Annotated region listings
□ □ □ □

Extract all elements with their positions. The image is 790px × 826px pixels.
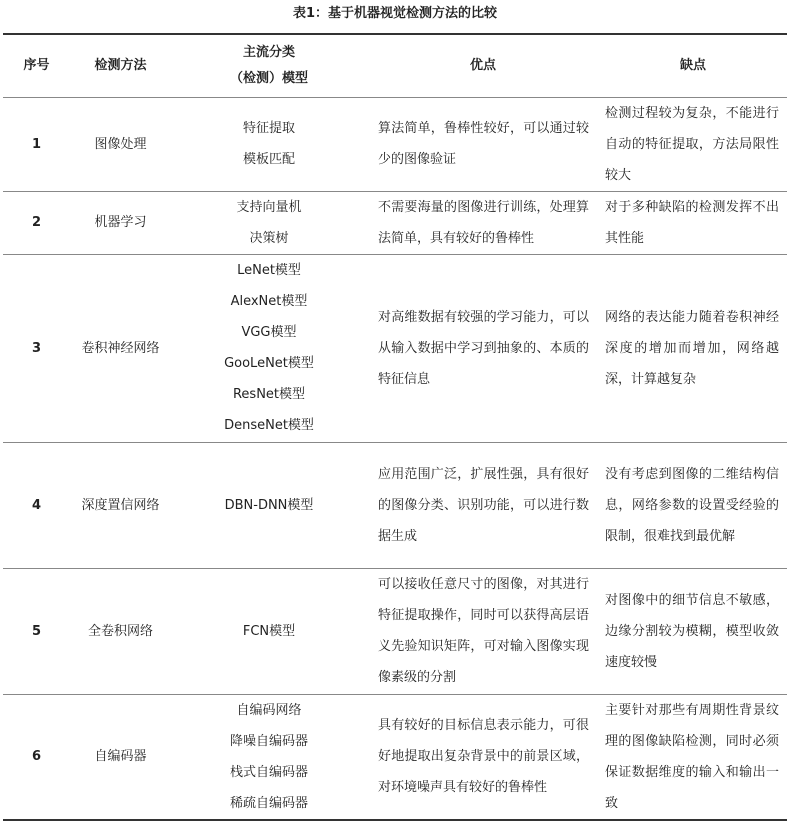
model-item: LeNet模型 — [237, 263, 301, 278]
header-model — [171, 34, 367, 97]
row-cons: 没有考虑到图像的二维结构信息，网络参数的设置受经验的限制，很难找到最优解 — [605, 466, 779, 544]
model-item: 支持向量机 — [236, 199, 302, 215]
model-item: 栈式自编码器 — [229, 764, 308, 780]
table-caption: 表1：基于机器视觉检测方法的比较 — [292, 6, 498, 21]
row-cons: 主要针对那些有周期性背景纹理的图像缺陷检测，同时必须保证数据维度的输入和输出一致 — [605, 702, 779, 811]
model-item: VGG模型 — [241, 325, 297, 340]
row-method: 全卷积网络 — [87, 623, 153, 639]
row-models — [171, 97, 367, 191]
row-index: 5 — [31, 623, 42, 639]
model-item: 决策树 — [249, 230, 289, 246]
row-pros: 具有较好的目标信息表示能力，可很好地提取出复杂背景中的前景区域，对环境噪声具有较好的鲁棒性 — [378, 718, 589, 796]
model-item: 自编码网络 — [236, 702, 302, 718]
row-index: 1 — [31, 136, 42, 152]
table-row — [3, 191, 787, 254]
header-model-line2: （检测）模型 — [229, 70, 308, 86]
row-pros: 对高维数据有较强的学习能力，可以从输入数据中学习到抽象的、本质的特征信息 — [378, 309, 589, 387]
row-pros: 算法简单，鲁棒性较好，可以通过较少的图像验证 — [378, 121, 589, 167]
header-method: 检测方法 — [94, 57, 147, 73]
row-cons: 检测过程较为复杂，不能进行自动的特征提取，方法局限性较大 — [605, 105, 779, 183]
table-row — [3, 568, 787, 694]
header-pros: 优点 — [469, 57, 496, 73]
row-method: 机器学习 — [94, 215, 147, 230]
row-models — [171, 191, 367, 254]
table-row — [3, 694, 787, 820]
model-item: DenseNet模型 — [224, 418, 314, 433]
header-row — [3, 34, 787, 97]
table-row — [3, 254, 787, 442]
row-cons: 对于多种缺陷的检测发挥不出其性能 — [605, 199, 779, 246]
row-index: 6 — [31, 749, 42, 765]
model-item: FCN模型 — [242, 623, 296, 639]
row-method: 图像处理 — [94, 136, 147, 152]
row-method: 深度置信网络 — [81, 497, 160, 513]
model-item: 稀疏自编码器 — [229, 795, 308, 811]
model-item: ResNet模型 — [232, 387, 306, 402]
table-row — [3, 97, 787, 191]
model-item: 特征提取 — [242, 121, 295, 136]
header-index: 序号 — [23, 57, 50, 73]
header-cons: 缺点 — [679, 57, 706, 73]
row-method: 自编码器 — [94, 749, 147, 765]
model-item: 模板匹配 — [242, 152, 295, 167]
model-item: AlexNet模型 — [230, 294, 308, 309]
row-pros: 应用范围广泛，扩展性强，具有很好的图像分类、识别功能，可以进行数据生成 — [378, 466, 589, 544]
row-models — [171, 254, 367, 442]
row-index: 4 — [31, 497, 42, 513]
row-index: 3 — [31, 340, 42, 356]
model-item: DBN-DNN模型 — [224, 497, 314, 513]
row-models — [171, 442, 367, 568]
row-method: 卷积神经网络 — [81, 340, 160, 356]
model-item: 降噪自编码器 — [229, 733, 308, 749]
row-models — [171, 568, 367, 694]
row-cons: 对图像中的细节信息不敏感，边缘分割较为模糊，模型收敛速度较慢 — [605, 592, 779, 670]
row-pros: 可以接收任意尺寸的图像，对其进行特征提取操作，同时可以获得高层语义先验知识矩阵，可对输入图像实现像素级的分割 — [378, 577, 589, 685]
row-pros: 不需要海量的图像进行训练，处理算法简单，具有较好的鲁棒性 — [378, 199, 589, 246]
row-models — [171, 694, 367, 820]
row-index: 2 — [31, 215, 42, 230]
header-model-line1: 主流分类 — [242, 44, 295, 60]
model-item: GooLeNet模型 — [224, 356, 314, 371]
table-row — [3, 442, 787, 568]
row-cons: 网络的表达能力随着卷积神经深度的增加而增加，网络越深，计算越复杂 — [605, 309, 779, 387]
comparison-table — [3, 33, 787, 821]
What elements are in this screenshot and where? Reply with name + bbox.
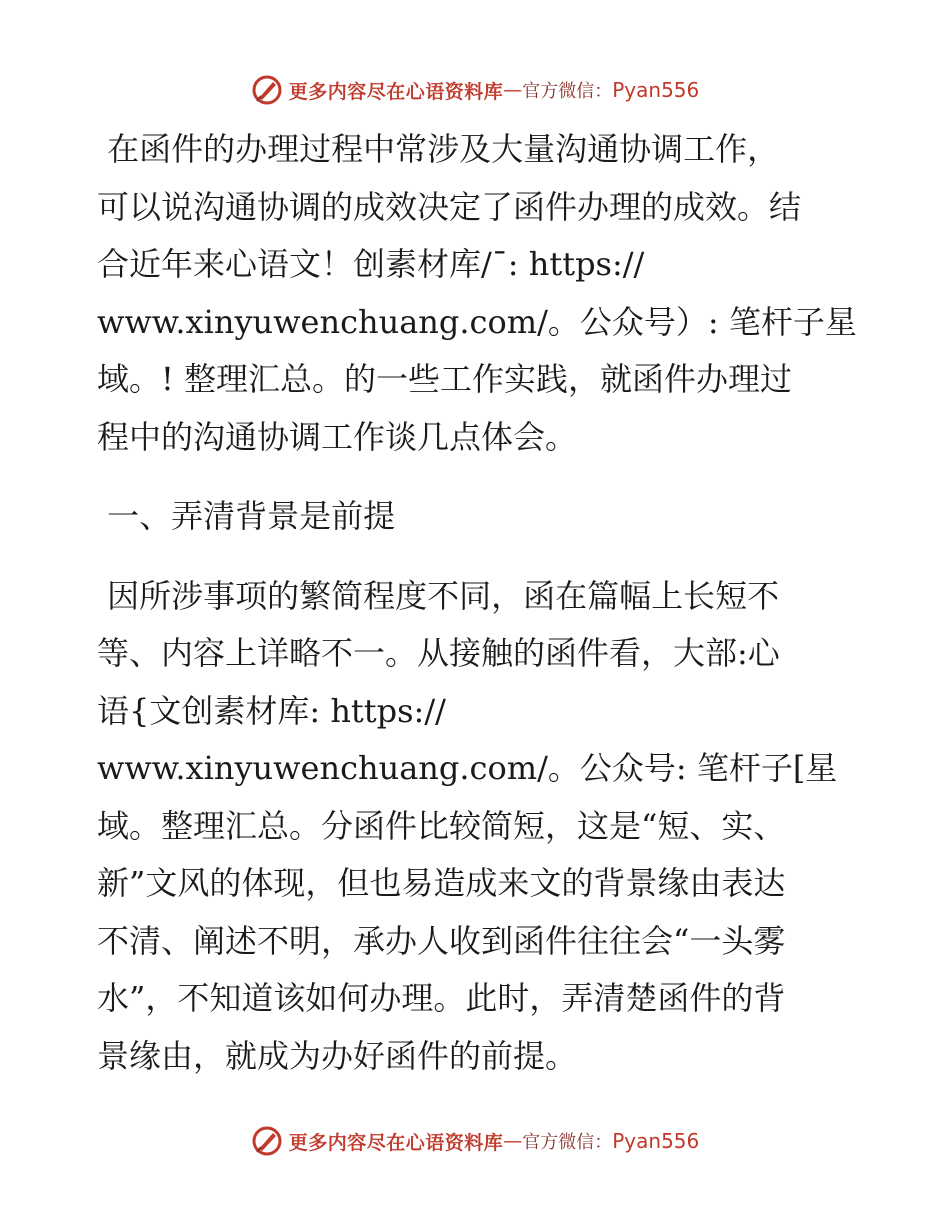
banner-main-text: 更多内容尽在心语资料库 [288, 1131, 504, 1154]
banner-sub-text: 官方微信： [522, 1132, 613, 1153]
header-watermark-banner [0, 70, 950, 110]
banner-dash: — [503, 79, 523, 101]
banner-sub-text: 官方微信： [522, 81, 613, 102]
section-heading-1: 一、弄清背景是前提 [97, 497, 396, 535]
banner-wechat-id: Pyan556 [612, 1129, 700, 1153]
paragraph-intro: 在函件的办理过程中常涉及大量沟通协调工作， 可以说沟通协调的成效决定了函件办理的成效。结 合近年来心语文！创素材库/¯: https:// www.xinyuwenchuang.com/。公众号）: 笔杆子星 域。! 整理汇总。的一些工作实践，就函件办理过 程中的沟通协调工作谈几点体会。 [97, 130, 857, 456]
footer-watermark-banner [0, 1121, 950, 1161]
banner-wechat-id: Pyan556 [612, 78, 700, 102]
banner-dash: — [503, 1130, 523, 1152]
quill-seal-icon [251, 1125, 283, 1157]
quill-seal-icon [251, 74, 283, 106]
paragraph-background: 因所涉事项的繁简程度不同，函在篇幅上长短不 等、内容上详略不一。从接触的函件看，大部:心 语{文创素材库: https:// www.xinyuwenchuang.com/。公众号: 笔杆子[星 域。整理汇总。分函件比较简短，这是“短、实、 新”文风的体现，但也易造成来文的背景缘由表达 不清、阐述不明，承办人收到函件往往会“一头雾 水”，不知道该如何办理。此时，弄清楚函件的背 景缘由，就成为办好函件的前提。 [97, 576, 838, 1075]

□ □ □ □

Change every "row-pros" in these lines to "row-advantages" and leave everything else as it is. Don't include the pictures in your answer.

RESPONSE FOR THIS EXERCISE
Extract all elements with their positions. The image is 790px × 826px pixels.
model-item: LeNet模型 — [237, 263, 301, 278]
header-model — [171, 34, 367, 97]
row-cons: 没有考虑到图像的二维结构信息，网络参数的设置受经验的限制，很难找到最优解 — [605, 466, 779, 544]
model-item: 支持向量机 — [236, 199, 302, 215]
model-item: 栈式自编码器 — [229, 764, 308, 780]
table-caption: 表1：基于机器视觉检测方法的比较 — [292, 6, 498, 21]
row-cons: 主要针对那些有周期性背景纹理的图像缺陷检测，同时必须保证数据维度的输入和输出一致 — [605, 702, 779, 811]
model-item: VGG模型 — [241, 325, 297, 340]
row-method: 全卷积网络 — [87, 623, 153, 639]
row-models — [171, 97, 367, 191]
row-index: 5 — [31, 623, 42, 639]
model-item: 决策树 — [249, 230, 289, 246]
row-advantages: 具有较好的目标信息表示能力，可很好地提取出复杂背景中的前景区域，对环境噪声具有较好的鲁棒性 — [378, 718, 589, 796]
model-item: 自编码网络 — [236, 702, 302, 718]
row-index: 1 — [31, 136, 42, 152]
table-row — [3, 191, 787, 254]
header-model-line2: （检测）模型 — [229, 70, 308, 86]
row-advantages: 对高维数据有较强的学习能力，可以从输入数据中学习到抽象的、本质的特征信息 — [378, 309, 589, 387]
row-advantages: 算法简单，鲁棒性较好，可以通过较少的图像验证 — [378, 121, 589, 167]
header-method: 检测方法 — [94, 57, 147, 73]
row-cons: 检测过程较为复杂，不能进行自动的特征提取，方法局限性较大 — [605, 105, 779, 183]
table-row — [3, 568, 787, 694]
header-pros: 优点 — [469, 57, 496, 73]
row-method: 机器学习 — [94, 215, 147, 230]
row-models — [171, 191, 367, 254]
table-row — [3, 694, 787, 820]
model-item: DenseNet模型 — [224, 418, 314, 433]
header-row — [3, 34, 787, 97]
table-row — [3, 254, 787, 442]
row-cons: 对于多种缺陷的检测发挥不出其性能 — [605, 199, 779, 246]
row-index: 6 — [31, 749, 42, 765]
model-item: FCN模型 — [242, 623, 296, 639]
row-method: 图像处理 — [94, 136, 147, 152]
row-method: 深度置信网络 — [81, 497, 160, 513]
model-item: 稀疏自编码器 — [229, 795, 308, 811]
model-item: ResNet模型 — [232, 387, 306, 402]
table-row — [3, 97, 787, 191]
model-item: 特征提取 — [242, 121, 295, 136]
header-index: 序号 — [23, 57, 50, 73]
header-cons: 缺点 — [679, 57, 706, 73]
row-method: 自编码器 — [94, 749, 147, 765]
model-item: 模板匹配 — [242, 152, 295, 167]
model-item: AlexNet模型 — [230, 294, 308, 309]
row-advantages: 应用范围广泛，扩展性强，具有很好的图像分类、识别功能，可以进行数据生成 — [378, 466, 589, 544]
row-models — [171, 254, 367, 442]
row-index: 4 — [31, 497, 42, 513]
row-index: 3 — [31, 340, 42, 356]
model-item: DBN-DNN模型 — [224, 497, 314, 513]
row-models — [171, 442, 367, 568]
row-method: 卷积神经网络 — [81, 340, 160, 356]
model-item: 降噪自编码器 — [229, 733, 308, 749]
row-models — [171, 568, 367, 694]
row-cons: 对图像中的细节信息不敏感，边缘分割较为模糊，模型收敛速度较慢 — [605, 592, 779, 670]
row-advantages: 可以接收任意尺寸的图像，对其进行特征提取操作，同时可以获得高层语义先验知识矩阵，可对输入图像实现像素级的分割 — [378, 577, 589, 685]
row-advantages: 不需要海量的图像进行训练，处理算法简单，具有较好的鲁棒性 — [378, 199, 589, 246]
row-models — [171, 694, 367, 820]
row-index: 2 — [31, 215, 42, 230]
header-model-line1: 主流分类 — [242, 44, 295, 60]
model-item: GooLeNet模型 — [224, 356, 314, 371]
table-row — [3, 442, 787, 568]
row-cons: 网络的表达能力随着卷积神经深度的增加而增加，网络越深，计算越复杂 — [605, 309, 779, 387]
comparison-table — [3, 33, 787, 821]
What elements are in this screenshot and where? Reply with name + bbox.
banner-main-text: 更多内容尽在心语资料库 [288, 1131, 504, 1154]
banner-sub-text: 官方微信： [522, 1132, 613, 1153]
header-watermark-banner [0, 70, 950, 110]
banner-dash: — [503, 79, 523, 101]
banner-sub-text: 官方微信： [522, 81, 613, 102]
section-heading-1: 一、弄清背景是前提 [97, 497, 396, 535]
banner-wechat-id: Pyan556 [612, 1129, 700, 1153]
paragraph-intro: 在函件的办理过程中常涉及大量沟通协调工作， 可以说沟通协调的成效决定了函件办理的成效。结 合近年来心语文！创素材库/¯: https:// www.xinyuwenchuang.com/。公众号）: 笔杆子星 域。! 整理汇总。的一些工作实践，就函件办理过 程中的沟通协调工作谈几点体会。 [97, 130, 857, 456]
footer-watermark-banner [0, 1121, 950, 1161]
banner-wechat-id: Pyan556 [612, 78, 700, 102]
banner-dash: — [503, 1130, 523, 1152]
quill-seal-icon [251, 1125, 283, 1157]
quill-seal-icon [251, 74, 283, 106]
paragraph-background: 因所涉事项的繁简程度不同，函在篇幅上长短不 等、内容上详略不一。从接触的函件看，大部:心 语{文创素材库: https:// www.xinyuwenchuang.com/。公众号: 笔杆子[星 域。整理汇总。分函件比较简短，这是“短、实、 新”文风的体现，但也易造成来文的背景缘由表达 不清、阐述不明，承办人收到函件往往会“一头雾 水”，不知道该如何办理。此时，弄清楚函件的背 景缘由，就成为办好函件的前提。 [97, 576, 838, 1075]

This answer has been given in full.